-- REQUIRED TASK --
Transcribe the data in full and exactly, omitting any pictures.
··· AVAILABLE RECORDS
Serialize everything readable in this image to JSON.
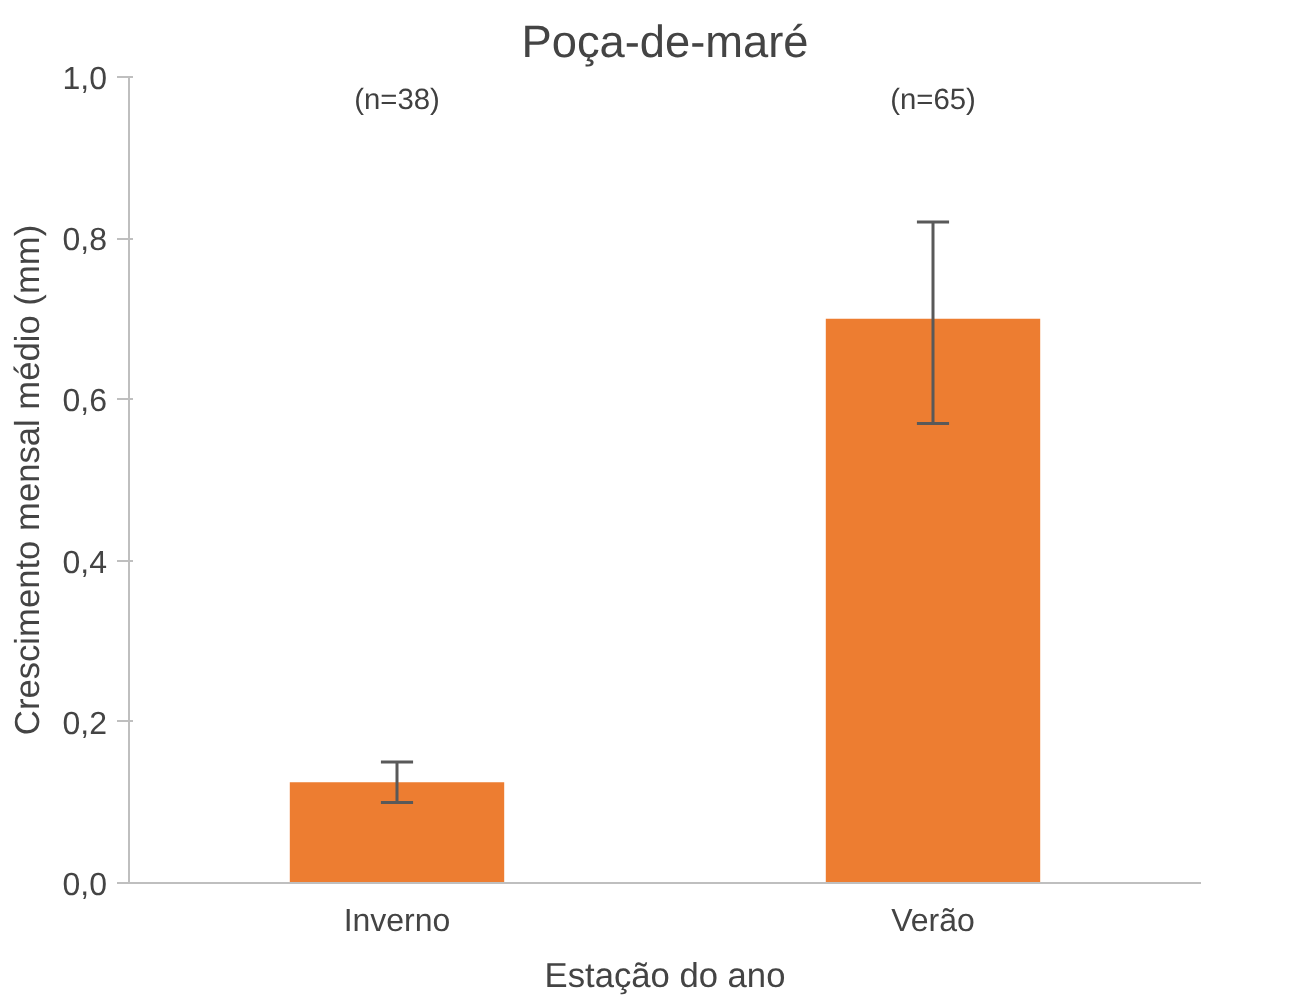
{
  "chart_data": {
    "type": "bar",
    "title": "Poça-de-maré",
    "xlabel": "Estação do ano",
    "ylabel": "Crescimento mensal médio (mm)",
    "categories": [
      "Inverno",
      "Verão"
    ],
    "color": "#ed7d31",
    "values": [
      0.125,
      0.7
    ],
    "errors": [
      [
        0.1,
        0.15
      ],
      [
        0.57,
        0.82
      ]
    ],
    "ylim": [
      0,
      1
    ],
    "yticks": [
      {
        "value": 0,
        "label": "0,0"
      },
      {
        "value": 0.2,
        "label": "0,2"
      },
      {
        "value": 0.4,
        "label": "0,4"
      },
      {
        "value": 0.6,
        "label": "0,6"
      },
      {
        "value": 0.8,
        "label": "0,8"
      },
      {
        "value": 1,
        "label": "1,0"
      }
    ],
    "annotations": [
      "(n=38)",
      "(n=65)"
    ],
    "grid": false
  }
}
······
-- SOLVED PROBLEM --
Serialize everything readable in this image to JSON.
{
  "chart_data": {
    "type": "bar",
    "title": "Poça-de-maré",
    "xlabel": "Estação do ano",
    "ylabel": "Crescimento mensal médio (mm)",
    "categories": [
      "Inverno",
      "Verão"
    ],
    "color": "#ed7d31",
    "values": [
      0.125,
      0.7
    ],
    "errors": [
      [
        0.1,
        0.15
      ],
      [
        0.57,
        0.82
      ]
    ],
    "ylim": [
      0,
      1
    ],
    "yticks": [
      {
        "value": 0,
        "label": "0,0"
      },
      {
        "value": 0.2,
        "label": "0,2"
      },
      {
        "value": 0.4,
        "label": "0,4"
      },
      {
        "value": 0.6,
        "label": "0,6"
      },
      {
        "value": 0.8,
        "label": "0,8"
      },
      {
        "value": 1,
        "label": "1,0"
      }
    ],
    "annotations": [
      "(n=38)",
      "(n=65)"
    ],
    "grid": false
  }
}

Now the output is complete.